_TASK GOAL_
For the listing below, give the count of lines containing "name", and no other text.

[Raw records]
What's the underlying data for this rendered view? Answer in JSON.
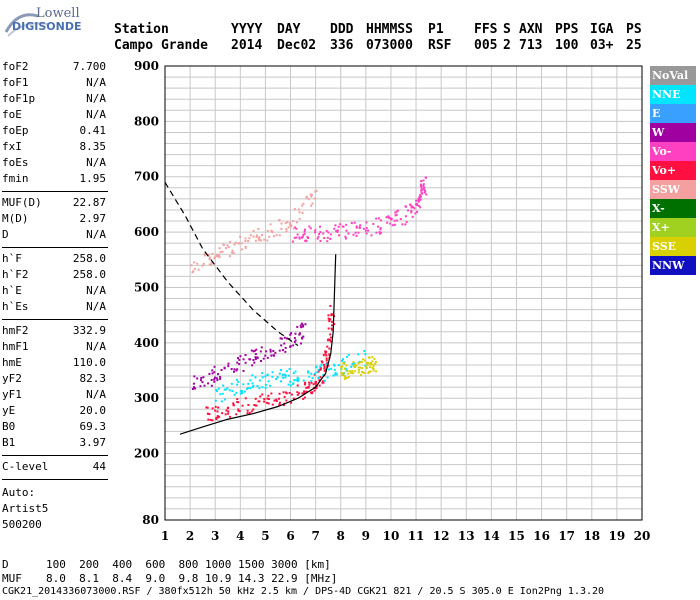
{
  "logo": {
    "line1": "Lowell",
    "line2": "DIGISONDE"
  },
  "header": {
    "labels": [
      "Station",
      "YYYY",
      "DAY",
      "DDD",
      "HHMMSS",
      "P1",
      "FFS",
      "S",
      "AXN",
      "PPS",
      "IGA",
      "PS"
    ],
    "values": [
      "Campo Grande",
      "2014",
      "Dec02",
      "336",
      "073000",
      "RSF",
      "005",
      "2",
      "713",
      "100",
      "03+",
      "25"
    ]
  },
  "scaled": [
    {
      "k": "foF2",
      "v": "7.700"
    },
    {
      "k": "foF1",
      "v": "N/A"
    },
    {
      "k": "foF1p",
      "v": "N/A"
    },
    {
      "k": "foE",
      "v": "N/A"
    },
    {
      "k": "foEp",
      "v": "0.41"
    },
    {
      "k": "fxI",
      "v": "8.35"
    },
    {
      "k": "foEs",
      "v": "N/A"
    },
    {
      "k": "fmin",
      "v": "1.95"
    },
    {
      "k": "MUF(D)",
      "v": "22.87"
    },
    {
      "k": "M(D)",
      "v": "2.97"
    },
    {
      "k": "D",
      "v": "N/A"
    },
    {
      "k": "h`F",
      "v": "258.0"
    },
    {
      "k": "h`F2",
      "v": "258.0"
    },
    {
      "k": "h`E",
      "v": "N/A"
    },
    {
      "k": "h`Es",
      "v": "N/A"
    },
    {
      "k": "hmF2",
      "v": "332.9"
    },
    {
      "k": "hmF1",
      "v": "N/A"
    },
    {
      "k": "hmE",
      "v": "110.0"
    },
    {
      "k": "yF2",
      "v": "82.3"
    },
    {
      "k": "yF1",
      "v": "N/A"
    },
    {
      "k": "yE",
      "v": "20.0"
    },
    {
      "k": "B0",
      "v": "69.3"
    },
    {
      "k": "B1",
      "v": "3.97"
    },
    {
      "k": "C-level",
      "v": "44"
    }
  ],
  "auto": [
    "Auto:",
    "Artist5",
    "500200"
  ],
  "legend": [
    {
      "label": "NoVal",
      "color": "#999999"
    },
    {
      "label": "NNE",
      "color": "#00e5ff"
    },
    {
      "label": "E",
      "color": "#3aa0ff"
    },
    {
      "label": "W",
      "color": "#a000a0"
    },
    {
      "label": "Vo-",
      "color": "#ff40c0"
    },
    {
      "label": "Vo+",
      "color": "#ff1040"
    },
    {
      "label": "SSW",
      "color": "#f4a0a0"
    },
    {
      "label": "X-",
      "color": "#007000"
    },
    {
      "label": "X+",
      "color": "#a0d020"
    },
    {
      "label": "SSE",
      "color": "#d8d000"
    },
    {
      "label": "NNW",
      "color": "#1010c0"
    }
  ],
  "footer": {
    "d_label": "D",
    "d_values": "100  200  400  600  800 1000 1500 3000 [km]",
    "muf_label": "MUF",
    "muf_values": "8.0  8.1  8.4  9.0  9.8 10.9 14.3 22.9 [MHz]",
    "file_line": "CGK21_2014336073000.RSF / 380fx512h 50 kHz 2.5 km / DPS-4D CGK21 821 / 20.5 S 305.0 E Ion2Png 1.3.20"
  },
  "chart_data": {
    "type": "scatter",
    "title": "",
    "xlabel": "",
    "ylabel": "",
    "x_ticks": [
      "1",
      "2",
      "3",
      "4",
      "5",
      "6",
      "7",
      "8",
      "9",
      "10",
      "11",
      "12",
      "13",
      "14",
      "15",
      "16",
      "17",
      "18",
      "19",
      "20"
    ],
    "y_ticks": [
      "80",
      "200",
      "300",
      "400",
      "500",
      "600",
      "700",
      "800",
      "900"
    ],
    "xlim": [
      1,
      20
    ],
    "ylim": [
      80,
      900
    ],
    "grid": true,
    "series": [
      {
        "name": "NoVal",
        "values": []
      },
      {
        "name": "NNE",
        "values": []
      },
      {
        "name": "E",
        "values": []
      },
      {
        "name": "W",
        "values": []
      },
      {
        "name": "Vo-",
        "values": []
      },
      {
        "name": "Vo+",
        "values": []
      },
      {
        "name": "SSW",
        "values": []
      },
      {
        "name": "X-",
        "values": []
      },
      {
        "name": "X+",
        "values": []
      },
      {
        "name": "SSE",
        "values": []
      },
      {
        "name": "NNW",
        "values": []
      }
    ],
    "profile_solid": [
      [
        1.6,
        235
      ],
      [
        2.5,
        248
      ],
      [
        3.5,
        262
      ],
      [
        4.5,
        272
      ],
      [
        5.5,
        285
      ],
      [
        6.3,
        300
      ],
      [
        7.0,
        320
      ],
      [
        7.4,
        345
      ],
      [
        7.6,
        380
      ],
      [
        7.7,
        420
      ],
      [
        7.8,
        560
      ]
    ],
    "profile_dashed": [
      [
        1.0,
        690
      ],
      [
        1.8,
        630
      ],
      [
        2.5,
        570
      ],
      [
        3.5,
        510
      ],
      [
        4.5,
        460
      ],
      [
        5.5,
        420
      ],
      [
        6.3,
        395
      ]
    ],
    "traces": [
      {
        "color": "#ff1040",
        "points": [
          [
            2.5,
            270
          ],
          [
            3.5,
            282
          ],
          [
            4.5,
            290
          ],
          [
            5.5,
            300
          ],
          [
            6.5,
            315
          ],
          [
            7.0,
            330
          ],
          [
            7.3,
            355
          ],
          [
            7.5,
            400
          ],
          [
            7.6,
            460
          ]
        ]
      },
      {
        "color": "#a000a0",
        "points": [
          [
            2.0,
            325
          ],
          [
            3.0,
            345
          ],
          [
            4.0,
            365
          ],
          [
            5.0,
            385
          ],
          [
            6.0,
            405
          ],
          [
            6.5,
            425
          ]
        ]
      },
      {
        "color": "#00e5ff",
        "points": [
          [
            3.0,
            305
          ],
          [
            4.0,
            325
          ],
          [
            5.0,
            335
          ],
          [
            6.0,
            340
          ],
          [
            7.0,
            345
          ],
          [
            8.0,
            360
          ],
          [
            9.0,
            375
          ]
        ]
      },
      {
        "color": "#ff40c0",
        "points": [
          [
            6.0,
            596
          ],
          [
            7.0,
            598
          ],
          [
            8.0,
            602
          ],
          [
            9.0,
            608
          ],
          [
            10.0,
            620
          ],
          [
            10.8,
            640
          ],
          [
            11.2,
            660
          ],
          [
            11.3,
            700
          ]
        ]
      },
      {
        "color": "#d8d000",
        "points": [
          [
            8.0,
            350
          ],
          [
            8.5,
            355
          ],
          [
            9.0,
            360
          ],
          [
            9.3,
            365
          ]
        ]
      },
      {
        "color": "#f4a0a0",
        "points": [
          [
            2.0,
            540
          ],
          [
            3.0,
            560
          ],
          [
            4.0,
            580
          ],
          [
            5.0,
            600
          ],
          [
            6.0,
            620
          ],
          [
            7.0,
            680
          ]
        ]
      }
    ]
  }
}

_RESULT_
11